Retype all of the entries word for word.

## begin Available data

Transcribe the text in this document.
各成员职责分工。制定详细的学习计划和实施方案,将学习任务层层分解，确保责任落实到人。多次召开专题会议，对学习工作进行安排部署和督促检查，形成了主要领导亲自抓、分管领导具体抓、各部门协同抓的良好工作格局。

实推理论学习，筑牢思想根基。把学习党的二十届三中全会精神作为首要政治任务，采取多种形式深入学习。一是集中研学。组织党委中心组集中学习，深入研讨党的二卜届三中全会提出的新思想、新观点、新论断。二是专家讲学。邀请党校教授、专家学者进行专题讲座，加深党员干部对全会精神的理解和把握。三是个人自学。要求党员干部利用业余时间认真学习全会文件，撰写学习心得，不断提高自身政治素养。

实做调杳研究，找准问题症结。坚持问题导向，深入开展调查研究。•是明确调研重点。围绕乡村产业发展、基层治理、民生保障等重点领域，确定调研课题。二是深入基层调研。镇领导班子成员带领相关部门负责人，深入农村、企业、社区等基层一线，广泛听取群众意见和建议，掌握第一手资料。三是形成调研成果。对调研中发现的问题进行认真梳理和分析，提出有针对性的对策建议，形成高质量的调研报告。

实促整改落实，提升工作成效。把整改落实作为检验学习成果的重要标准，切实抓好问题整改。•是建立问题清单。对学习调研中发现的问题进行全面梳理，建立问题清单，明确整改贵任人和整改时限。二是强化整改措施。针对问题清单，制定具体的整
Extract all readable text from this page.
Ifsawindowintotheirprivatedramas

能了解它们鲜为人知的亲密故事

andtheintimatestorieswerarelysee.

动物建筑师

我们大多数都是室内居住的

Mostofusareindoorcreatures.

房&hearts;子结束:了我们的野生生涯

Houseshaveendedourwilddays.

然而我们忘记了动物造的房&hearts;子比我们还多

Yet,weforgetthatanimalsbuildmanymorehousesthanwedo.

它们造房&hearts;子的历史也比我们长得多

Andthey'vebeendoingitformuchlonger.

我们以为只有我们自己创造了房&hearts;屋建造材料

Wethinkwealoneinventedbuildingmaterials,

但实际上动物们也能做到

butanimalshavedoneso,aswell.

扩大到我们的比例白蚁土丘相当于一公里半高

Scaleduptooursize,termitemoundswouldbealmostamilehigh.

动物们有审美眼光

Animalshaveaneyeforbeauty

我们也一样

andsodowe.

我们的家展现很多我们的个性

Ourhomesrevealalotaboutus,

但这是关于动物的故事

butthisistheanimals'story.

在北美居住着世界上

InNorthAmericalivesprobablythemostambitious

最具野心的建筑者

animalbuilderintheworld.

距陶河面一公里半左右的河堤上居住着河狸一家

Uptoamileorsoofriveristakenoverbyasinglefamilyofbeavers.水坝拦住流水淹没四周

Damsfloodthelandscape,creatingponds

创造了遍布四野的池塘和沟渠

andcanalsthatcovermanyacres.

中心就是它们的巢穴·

## end Available data

» Written answer
Transcribe the text in this document.
各成员职责分工。制定详细的学习计划和实施方案,将学习任务层层分解，确保责任落实到人。多次召开专题会议，对学习工作进行安排部署和督促检查，形成了主要领导亲自抓、分管领导具体抓、各部门协同抓的良好工作格局。

实推理论学习，筑牢思想根基。把学习党的二十届三中全会精神作为首要政治任务，采取多种形式深入学习。一是集中研学。组织党委中心组集中学习，深入研讨党的二卜届三中全会提出的新思想、新观点、新论断。二是专家讲学。邀请党校教授、专家学者进行专题讲座，加深党员干部对全会精神的理解和把握。三是个人自学。要求党员干部利用业余时间认真学习全会文件，撰写学习心得，不断提高自身政治素养。

实做调杳研究，找准问题症结。坚持问题导向，深入开展调查研究。•是明确调研重点。围绕乡村产业发展、基层治理、民生保障等重点领域，确定调研课题。二是深入基层调研。镇领导班子成员带领相关部门负责人，深入农村、企业、社区等基层一线，广泛听取群众意见和建议，掌握第一手资料。三是形成调研成果。对调研中发现的问题进行认真梳理和分析，提出有针对性的对策建议，形成高质量的调研报告。

实促整改落实，提升工作成效。把整改落实作为检验学习成果的重要标准，切实抓好问题整改。•是建立问题清单。对学习调研中发现的问题进行全面梳理，建立问题清单，明确整改贵任人和整改时限。二是强化整改措施。针对问题清单，制定具体的整
Extract all readable text from this page.
Ifsawindowintotheirprivatedramas

能了解它们鲜为人知的亲密故事

andtheintimatestorieswerarelysee.

动物建筑师

我们大多数都是室内居住的

Mostofusareindoorcreatures.

房&hearts;子结束:了我们的野生生涯

Houseshaveendedourwilddays.

然而我们忘记了动物造的房&hearts;子比我们还多

Yet,weforgetthatanimalsbuildmanymorehousesthanwedo.

它们造房&hearts;子的历史也比我们长得多

Andthey'vebeendoingitformuchlonger.

我们以为只有我们自己创造了房&hearts;屋建造材料

Wethinkwealoneinventedbuildingmaterials,

但实际上动物们也能做到

butanimalshavedoneso,aswell.

扩大到我们的比例白蚁土丘相当于一公里半高

Scaleduptooursize,termitemoundswouldbealmostamilehigh.

动物们有审美眼光

Animalshaveaneyeforbeauty

我们也一样

andsodowe.

我们的家展现很多我们的个性

Ourhomesrevealalotaboutus,

但这是关于动物的故事

butthisistheanimals'story.

在北美居住着世界上

InNorthAmericalivesprobablythemostambitious

最具野心的建筑者

animalbuilderintheworld.

距陶河面一公里半左右的河堤上居住着河狸一家

Uptoamileorsoofriveristakenoverbyasinglefamilyofbeavers.水坝拦住流水淹没四周

Damsfloodthelandscape,creatingponds

创造了遍布四野的池塘和沟渠

andcanalsthatcovermanyacres.

中心就是它们的巢穴·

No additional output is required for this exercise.